## [Goal of the exercise]
Pull each line holding the word "pullout" from the data.

··· Items

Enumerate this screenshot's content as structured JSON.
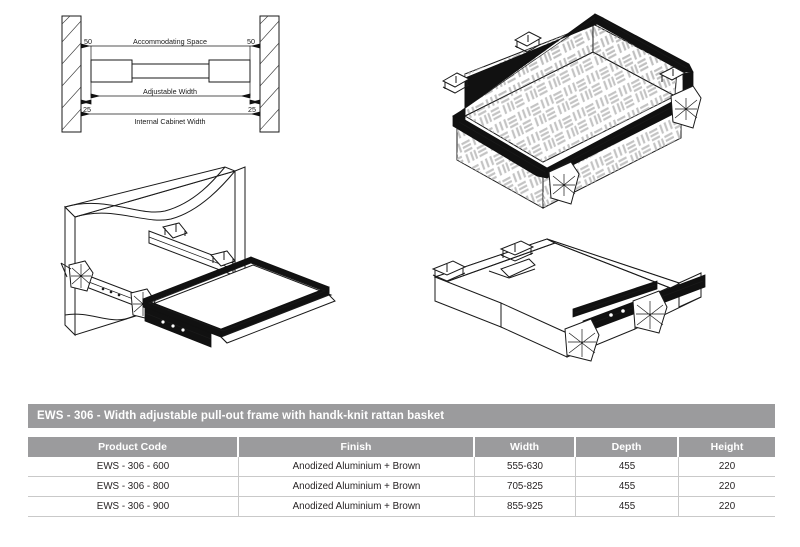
{
  "product": {
    "title": "EWS - 306 - Width adjustable pull-out frame with handk-knit rattan basket",
    "code_prefix": "EWS - 306"
  },
  "schematic": {
    "label_accommodating": "Accommodating Space",
    "label_adjustable": "Adjustable Width",
    "label_internal": "Internal Cabinet Width",
    "gap_top_left": "50",
    "gap_top_right": "50",
    "gap_bottom_left": "25",
    "gap_bottom_right": "25"
  },
  "table": {
    "headers": [
      "Product Code",
      "Finish",
      "Width",
      "Depth",
      "Height"
    ],
    "rows": [
      {
        "code": "EWS  - 306 - 600",
        "finish": "Anodized Aluminium + Brown",
        "width": "555-630",
        "depth": "455",
        "height": "220"
      },
      {
        "code": "EWS  - 306 - 800",
        "finish": "Anodized Aluminium + Brown",
        "width": "705-825",
        "depth": "455",
        "height": "220"
      },
      {
        "code": "EWS  - 306 - 900",
        "finish": "Anodized Aluminium + Brown",
        "width": "855-925",
        "depth": "455",
        "height": "220"
      }
    ]
  },
  "colors": {
    "header_gray": "#9b9b9d",
    "line_black": "#1a1a1a",
    "weave_gray": "#b9b9b9",
    "row_border": "#c9c9c9"
  },
  "diagrams": {
    "schematic_name": "cabinet-width-schematic",
    "basket_name": "rattan-basket-isometric",
    "cabinet_name": "cabinet-with-pullout-frame-isometric",
    "frame_name": "pullout-frame-isometric"
  }
}
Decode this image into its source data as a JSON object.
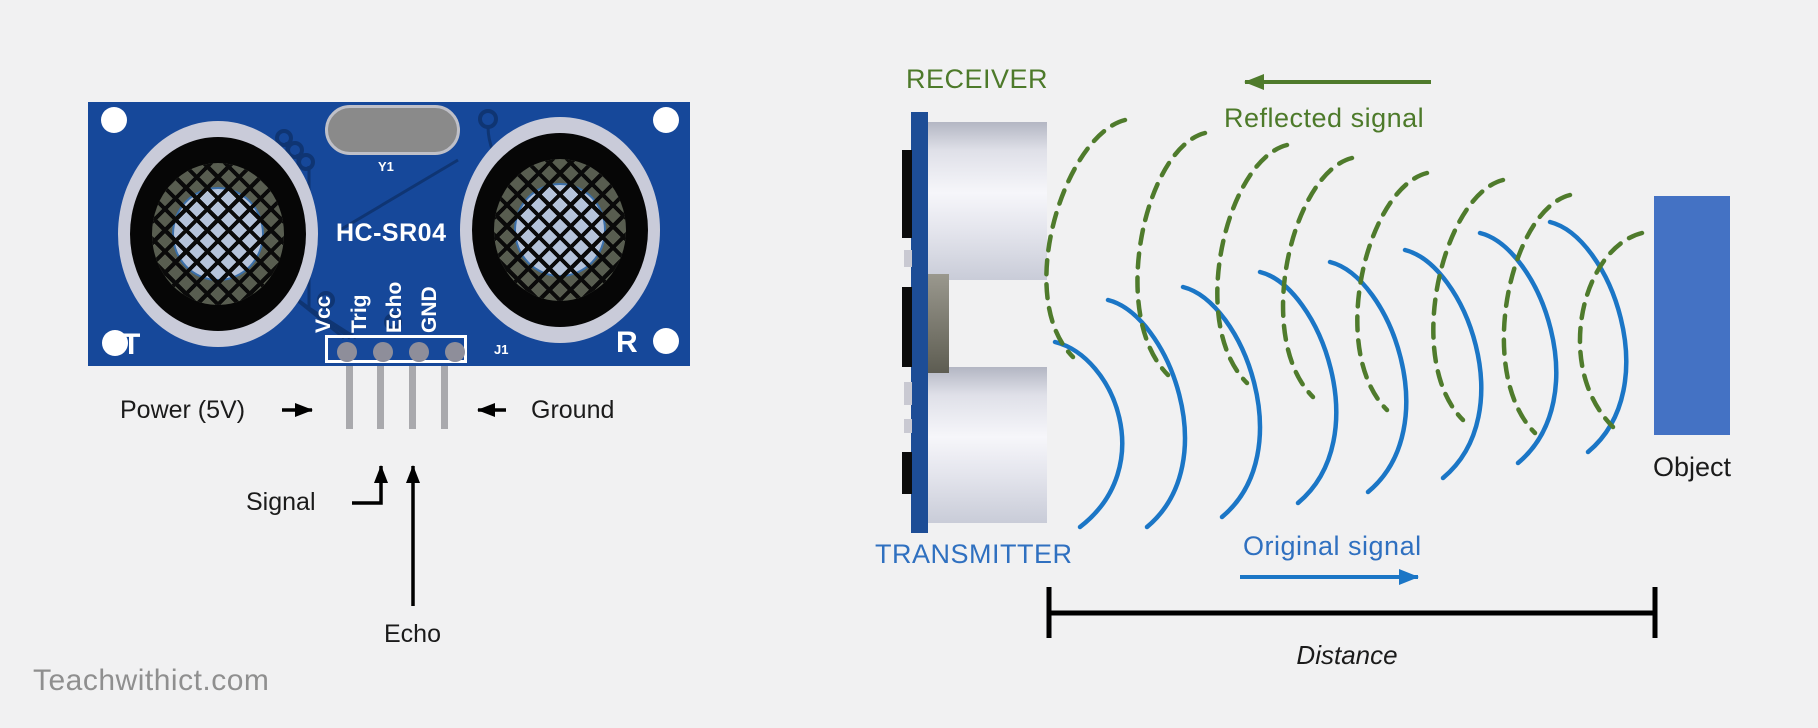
{
  "colors": {
    "board-blue": "#16489a",
    "trace-navy": "#0f3573",
    "ring-gray": "#c9cbd9",
    "mesh-olive": "#585d50",
    "mesh-core": "#b5c3da",
    "pin-gray": "#8e8e9a",
    "leg-gray": "#a9a9ad",
    "crystal-gray": "#8a8a8a",
    "bar-blue": "#1d4d96",
    "chip-black": "#0c0c0c",
    "wave-blue": "#1b76c6",
    "wave-green": "#4f7b2c",
    "label-blue": "#2f70c0",
    "label-green": "#4d7a2a",
    "object-blue": "#4472c4",
    "ink": "#1b1b1b",
    "watermark-gray": "#8f8f8f"
  },
  "sensor_front": {
    "model": "HC-SR04",
    "crystal_label": "Y1",
    "connector_label": "J1",
    "transducer_left_letter": "T",
    "transducer_right_letter": "R",
    "pin_labels": [
      "Vcc",
      "Trig",
      "Echo",
      "GND"
    ],
    "annotations": {
      "power": "Power (5V)",
      "ground": "Ground",
      "signal": "Signal",
      "echo": "Echo"
    }
  },
  "side_view": {
    "receiver_label": "RECEIVER",
    "transmitter_label": "TRANSMITTER",
    "reflected_signal_label": "Reflected signal",
    "original_signal_label": "Original signal",
    "object_label": "Object",
    "distance_label": "Distance"
  },
  "watermark": "Teachwithict.com"
}
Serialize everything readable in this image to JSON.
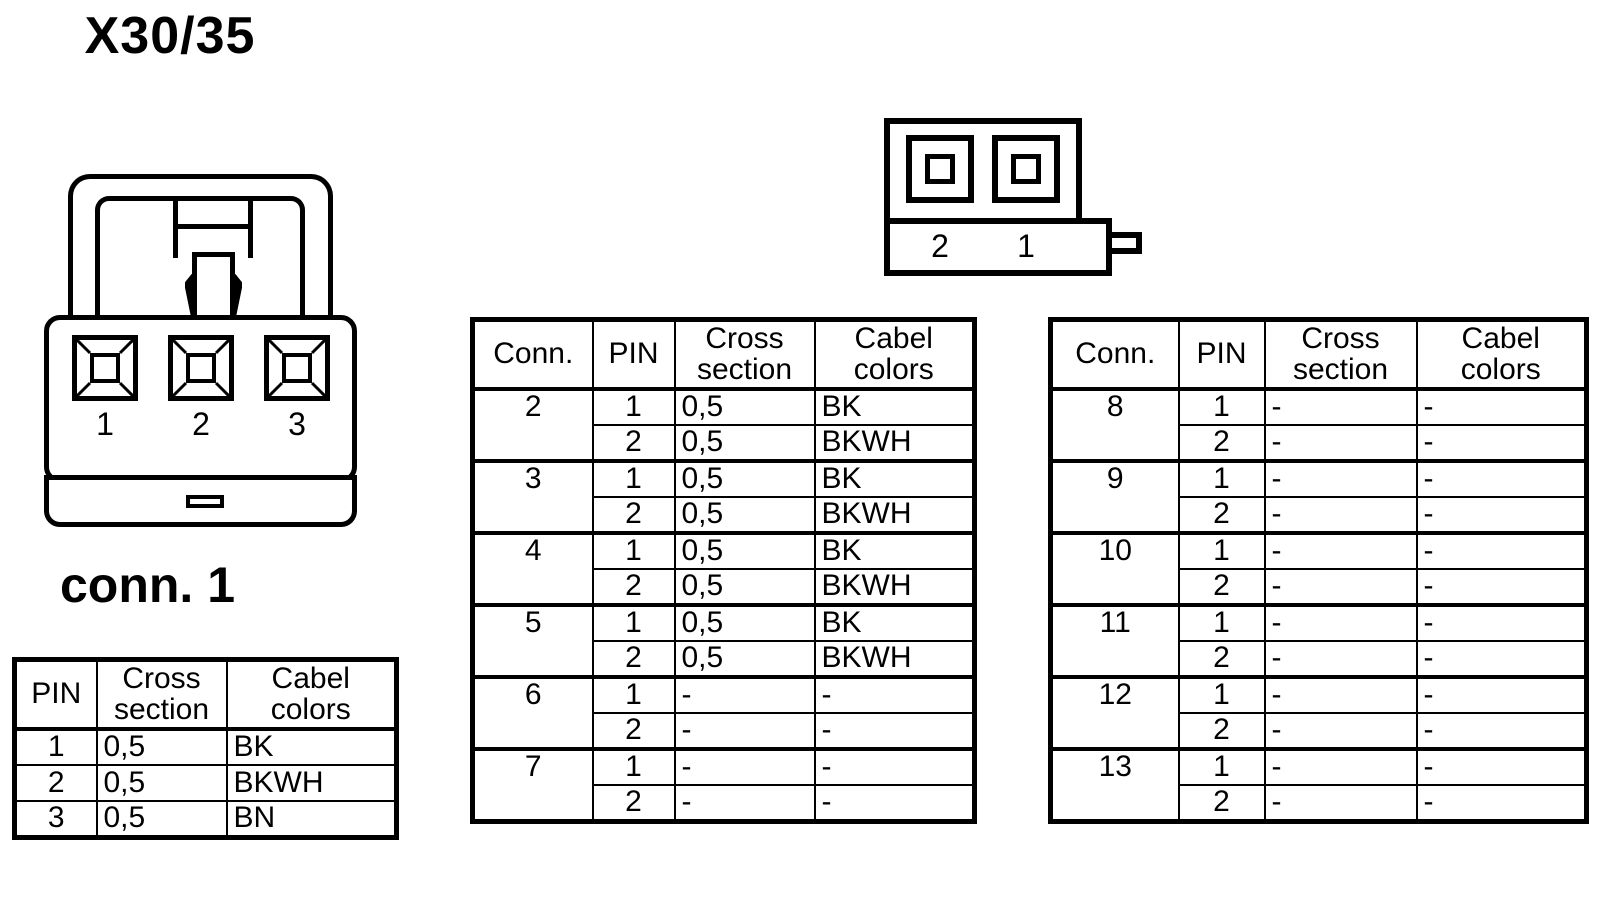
{
  "title": "X30/35",
  "conn1": {
    "caption": "conn. 1",
    "pin_labels": [
      "1",
      "2",
      "3"
    ]
  },
  "x_connector": {
    "pin_labels": [
      "2",
      "1"
    ]
  },
  "headers": {
    "pin": "PIN",
    "conn": "Conn.",
    "cross_line1": "Cross",
    "cross_line2": "section",
    "cabel_line1": "Cabel",
    "cabel_line2": "colors"
  },
  "table_left": {
    "columns": [
      "PIN",
      "Cross section",
      "Cabel colors"
    ],
    "rows": [
      {
        "pin": "1",
        "cross": "0,5",
        "color": "BK"
      },
      {
        "pin": "2",
        "cross": "0,5",
        "color": "BKWH"
      },
      {
        "pin": "3",
        "cross": "0,5",
        "color": "BN"
      }
    ]
  },
  "table_middle": {
    "columns": [
      "Conn.",
      "PIN",
      "Cross section",
      "Cabel colors"
    ],
    "groups": [
      {
        "conn": "2",
        "rows": [
          {
            "pin": "1",
            "cross": "0,5",
            "color": "BK"
          },
          {
            "pin": "2",
            "cross": "0,5",
            "color": "BKWH"
          }
        ]
      },
      {
        "conn": "3",
        "rows": [
          {
            "pin": "1",
            "cross": "0,5",
            "color": "BK"
          },
          {
            "pin": "2",
            "cross": "0,5",
            "color": "BKWH"
          }
        ]
      },
      {
        "conn": "4",
        "rows": [
          {
            "pin": "1",
            "cross": "0,5",
            "color": "BK"
          },
          {
            "pin": "2",
            "cross": "0,5",
            "color": "BKWH"
          }
        ]
      },
      {
        "conn": "5",
        "rows": [
          {
            "pin": "1",
            "cross": "0,5",
            "color": "BK"
          },
          {
            "pin": "2",
            "cross": "0,5",
            "color": "BKWH"
          }
        ]
      },
      {
        "conn": "6",
        "rows": [
          {
            "pin": "1",
            "cross": "-",
            "color": "-"
          },
          {
            "pin": "2",
            "cross": "-",
            "color": "-"
          }
        ]
      },
      {
        "conn": "7",
        "rows": [
          {
            "pin": "1",
            "cross": "-",
            "color": "-"
          },
          {
            "pin": "2",
            "cross": "-",
            "color": "-"
          }
        ]
      }
    ]
  },
  "table_right": {
    "columns": [
      "Conn.",
      "PIN",
      "Cross section",
      "Cabel colors"
    ],
    "groups": [
      {
        "conn": "8",
        "rows": [
          {
            "pin": "1",
            "cross": "-",
            "color": "-"
          },
          {
            "pin": "2",
            "cross": "-",
            "color": "-"
          }
        ]
      },
      {
        "conn": "9",
        "rows": [
          {
            "pin": "1",
            "cross": "-",
            "color": "-"
          },
          {
            "pin": "2",
            "cross": "-",
            "color": "-"
          }
        ]
      },
      {
        "conn": "10",
        "rows": [
          {
            "pin": "1",
            "cross": "-",
            "color": "-"
          },
          {
            "pin": "2",
            "cross": "-",
            "color": "-"
          }
        ]
      },
      {
        "conn": "11",
        "rows": [
          {
            "pin": "1",
            "cross": "-",
            "color": "-"
          },
          {
            "pin": "2",
            "cross": "-",
            "color": "-"
          }
        ]
      },
      {
        "conn": "12",
        "rows": [
          {
            "pin": "1",
            "cross": "-",
            "color": "-"
          },
          {
            "pin": "2",
            "cross": "-",
            "color": "-"
          }
        ]
      },
      {
        "conn": "13",
        "rows": [
          {
            "pin": "1",
            "cross": "-",
            "color": "-"
          },
          {
            "pin": "2",
            "cross": "-",
            "color": "-"
          }
        ]
      }
    ]
  }
}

······

## [Written answer]
    "cabinet_name": "cabinet-with-pullout-frame-isometric",
    "frame_name": "pullout-frame-isometric"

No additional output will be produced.